-- BEGIN Supplied information --

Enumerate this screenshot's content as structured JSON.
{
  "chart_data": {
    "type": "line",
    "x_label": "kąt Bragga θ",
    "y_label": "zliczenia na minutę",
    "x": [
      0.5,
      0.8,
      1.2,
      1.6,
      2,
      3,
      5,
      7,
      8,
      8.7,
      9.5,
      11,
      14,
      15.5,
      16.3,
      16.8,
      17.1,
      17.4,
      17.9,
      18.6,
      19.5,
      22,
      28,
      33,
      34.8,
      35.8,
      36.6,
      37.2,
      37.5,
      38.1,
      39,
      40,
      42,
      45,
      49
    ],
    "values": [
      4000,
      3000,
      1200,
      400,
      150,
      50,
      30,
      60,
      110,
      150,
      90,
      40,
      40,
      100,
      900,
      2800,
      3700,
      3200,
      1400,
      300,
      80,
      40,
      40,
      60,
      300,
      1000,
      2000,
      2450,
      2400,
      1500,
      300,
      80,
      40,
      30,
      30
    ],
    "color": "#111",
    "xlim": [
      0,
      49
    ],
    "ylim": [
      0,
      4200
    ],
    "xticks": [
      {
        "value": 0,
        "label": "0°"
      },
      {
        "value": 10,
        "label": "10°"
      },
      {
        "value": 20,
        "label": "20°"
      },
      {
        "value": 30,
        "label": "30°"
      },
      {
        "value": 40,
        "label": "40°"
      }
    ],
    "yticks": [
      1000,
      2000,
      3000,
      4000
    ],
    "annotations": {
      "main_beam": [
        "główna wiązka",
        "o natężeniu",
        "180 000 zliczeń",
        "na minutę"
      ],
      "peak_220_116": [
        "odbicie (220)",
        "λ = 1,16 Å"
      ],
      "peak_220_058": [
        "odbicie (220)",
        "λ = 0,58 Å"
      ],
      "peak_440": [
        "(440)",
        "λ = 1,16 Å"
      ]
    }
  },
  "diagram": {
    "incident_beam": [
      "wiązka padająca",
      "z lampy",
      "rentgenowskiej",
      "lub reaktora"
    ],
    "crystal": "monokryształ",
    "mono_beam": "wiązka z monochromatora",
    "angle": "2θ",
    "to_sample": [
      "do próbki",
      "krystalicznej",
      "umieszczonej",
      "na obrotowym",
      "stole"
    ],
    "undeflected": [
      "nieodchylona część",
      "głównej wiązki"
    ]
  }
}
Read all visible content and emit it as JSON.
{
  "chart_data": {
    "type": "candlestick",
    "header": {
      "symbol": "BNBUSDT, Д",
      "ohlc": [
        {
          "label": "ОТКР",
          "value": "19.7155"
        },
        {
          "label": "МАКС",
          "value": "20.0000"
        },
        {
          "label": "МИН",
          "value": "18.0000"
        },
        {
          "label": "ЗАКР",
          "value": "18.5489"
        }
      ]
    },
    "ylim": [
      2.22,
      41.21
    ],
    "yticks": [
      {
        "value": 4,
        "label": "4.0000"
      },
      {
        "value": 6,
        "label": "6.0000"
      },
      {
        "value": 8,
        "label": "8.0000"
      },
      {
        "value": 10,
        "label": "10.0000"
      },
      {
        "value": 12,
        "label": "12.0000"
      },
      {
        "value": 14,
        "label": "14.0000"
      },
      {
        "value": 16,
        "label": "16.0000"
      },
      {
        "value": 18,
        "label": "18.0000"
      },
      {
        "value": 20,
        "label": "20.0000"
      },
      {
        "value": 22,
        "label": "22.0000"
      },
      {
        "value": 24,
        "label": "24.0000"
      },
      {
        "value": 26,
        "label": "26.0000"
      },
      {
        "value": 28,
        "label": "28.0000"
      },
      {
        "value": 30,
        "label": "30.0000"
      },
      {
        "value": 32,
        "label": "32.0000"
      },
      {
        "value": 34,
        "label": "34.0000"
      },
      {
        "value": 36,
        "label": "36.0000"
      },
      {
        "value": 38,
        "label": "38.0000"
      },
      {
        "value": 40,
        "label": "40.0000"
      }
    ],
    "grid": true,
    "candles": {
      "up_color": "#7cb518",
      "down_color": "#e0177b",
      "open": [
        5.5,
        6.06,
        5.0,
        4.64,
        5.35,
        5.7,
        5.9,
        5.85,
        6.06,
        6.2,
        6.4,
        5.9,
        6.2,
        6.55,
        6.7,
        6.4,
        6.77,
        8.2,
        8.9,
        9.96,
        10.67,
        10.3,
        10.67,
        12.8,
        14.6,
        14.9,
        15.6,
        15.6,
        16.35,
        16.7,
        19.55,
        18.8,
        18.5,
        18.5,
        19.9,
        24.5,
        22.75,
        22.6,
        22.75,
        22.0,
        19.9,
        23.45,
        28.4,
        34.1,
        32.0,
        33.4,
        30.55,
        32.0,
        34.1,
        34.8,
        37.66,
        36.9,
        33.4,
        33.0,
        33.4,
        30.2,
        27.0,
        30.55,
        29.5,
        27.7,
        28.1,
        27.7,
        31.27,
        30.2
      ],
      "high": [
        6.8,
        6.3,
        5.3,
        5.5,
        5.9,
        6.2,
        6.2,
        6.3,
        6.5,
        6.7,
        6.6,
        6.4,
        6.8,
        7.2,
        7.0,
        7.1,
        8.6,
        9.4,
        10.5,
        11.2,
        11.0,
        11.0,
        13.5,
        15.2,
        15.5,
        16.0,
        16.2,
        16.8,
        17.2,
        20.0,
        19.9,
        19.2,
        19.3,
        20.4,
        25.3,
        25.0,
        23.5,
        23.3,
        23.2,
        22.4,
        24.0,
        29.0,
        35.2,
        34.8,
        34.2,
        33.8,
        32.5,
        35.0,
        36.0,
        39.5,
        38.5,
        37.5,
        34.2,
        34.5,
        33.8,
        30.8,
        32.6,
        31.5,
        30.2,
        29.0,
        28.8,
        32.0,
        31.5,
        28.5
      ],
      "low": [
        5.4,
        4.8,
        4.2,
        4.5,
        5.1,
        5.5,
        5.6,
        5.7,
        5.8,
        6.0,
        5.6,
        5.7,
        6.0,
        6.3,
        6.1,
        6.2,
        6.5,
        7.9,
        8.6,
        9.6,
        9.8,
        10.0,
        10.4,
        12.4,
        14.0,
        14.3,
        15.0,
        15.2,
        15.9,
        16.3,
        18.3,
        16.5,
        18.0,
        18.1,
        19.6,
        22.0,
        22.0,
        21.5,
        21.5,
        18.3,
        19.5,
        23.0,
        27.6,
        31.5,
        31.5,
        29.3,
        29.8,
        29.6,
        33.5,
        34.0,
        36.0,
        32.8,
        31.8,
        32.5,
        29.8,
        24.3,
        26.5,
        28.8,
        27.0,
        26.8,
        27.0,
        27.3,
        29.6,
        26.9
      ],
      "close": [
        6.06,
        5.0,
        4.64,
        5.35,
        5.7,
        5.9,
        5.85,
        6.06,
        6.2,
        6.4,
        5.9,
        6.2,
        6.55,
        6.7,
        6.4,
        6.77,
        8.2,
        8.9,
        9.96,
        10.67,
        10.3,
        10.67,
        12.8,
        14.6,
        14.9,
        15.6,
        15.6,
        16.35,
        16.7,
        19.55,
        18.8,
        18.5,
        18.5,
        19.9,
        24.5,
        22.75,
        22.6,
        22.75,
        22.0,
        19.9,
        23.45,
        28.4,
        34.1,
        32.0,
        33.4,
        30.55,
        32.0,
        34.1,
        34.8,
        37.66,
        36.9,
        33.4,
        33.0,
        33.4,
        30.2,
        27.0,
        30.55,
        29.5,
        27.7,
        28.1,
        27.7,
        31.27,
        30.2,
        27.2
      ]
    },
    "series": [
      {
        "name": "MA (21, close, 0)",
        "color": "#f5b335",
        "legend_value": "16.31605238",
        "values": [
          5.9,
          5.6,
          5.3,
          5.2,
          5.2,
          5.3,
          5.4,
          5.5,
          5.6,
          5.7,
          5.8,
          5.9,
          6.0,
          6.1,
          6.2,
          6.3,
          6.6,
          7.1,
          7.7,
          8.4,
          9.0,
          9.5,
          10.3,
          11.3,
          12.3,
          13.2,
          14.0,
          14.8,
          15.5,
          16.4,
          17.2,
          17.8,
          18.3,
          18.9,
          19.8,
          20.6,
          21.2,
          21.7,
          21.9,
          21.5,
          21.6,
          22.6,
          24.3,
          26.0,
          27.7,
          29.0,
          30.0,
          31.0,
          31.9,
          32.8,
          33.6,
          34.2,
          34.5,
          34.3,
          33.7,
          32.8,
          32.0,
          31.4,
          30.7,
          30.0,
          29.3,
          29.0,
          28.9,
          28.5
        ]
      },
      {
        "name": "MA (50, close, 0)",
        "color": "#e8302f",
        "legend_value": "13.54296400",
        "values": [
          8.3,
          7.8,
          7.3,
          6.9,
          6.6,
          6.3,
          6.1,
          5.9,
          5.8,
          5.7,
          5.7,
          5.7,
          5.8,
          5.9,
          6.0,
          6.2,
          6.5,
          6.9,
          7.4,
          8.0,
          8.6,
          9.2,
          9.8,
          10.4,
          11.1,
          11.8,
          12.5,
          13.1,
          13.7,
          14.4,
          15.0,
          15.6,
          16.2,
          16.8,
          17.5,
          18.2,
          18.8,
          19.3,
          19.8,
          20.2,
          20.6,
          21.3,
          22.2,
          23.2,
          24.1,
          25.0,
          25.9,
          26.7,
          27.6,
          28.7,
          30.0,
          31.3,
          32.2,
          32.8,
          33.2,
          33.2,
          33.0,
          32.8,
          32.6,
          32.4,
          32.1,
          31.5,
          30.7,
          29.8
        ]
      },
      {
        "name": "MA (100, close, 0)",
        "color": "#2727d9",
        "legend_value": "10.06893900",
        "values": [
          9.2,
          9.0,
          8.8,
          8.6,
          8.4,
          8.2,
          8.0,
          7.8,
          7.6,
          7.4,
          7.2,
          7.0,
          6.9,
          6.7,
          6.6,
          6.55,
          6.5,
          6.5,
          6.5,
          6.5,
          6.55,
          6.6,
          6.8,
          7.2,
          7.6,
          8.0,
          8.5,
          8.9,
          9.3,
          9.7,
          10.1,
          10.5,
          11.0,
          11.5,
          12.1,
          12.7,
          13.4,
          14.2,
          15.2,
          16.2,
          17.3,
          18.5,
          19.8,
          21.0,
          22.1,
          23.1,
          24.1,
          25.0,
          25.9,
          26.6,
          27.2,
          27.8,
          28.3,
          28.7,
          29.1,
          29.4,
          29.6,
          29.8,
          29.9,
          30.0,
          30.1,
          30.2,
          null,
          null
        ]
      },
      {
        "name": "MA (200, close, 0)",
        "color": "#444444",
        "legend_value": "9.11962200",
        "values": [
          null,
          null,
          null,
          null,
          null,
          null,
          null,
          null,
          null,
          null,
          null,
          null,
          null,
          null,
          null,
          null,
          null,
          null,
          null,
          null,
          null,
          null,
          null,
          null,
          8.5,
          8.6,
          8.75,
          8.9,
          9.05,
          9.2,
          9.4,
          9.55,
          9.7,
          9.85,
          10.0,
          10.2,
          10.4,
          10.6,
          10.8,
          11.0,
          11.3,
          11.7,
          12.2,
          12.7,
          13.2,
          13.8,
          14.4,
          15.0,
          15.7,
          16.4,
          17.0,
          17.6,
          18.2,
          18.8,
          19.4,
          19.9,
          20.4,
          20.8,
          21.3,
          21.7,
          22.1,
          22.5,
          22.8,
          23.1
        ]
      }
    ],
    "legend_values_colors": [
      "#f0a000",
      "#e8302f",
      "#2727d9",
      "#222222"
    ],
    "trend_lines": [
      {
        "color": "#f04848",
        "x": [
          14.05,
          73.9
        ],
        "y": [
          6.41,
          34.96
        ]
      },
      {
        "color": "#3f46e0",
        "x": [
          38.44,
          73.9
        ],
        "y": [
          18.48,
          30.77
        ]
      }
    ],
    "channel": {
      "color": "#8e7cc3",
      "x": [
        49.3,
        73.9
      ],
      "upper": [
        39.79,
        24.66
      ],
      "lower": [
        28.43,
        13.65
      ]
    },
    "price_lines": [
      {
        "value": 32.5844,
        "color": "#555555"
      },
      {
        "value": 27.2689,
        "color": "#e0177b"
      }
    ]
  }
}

-- END Supplied information --

| Goal |
In the lines above, find each one with "JSON" and list it.

| Task result |
Enumerate this screenshot's content as structured JSON.
Read all visible content and emit it as JSON.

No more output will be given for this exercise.